GOAL OF THE EXERCISE:
For this exercise, copy each line of the records that contains the word "value".

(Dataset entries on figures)

Start of Block

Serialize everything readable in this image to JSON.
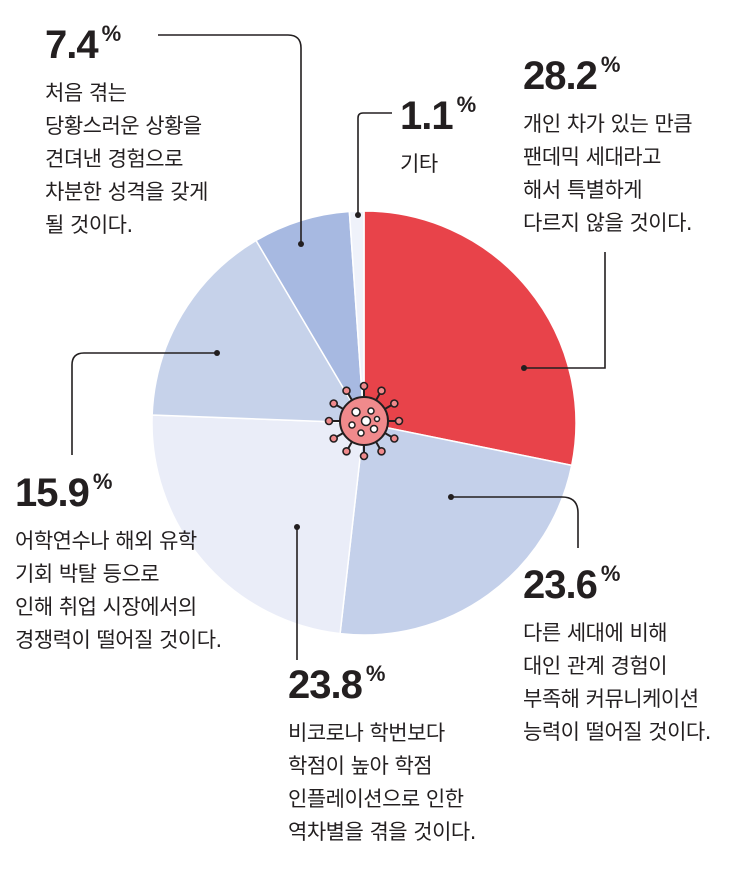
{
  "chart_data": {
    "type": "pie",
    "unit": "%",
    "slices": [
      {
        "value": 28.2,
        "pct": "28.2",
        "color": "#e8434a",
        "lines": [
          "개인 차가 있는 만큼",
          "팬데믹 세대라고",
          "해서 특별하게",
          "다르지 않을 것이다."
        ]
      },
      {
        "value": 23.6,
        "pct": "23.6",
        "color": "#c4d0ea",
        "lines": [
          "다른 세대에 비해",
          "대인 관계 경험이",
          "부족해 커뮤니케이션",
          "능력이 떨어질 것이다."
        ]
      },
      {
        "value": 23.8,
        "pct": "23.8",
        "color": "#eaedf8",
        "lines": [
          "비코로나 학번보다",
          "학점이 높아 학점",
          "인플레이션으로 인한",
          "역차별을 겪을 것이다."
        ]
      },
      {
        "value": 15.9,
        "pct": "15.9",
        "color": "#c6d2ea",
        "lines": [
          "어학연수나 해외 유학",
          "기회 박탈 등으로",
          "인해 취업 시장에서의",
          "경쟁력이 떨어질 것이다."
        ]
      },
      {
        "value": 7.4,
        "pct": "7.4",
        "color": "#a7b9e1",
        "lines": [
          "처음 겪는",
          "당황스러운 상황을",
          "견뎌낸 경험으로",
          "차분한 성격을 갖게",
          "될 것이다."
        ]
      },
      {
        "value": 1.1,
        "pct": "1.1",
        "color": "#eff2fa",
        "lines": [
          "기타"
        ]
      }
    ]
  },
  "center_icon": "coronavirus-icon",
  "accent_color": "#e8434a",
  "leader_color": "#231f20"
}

End of Block

TASK RESULT:
        "value": 28.2,
        "value": 23.6,
        "value": 23.8,
        "value": 15.9,
        "value": 7.4,
        "value": 1.1,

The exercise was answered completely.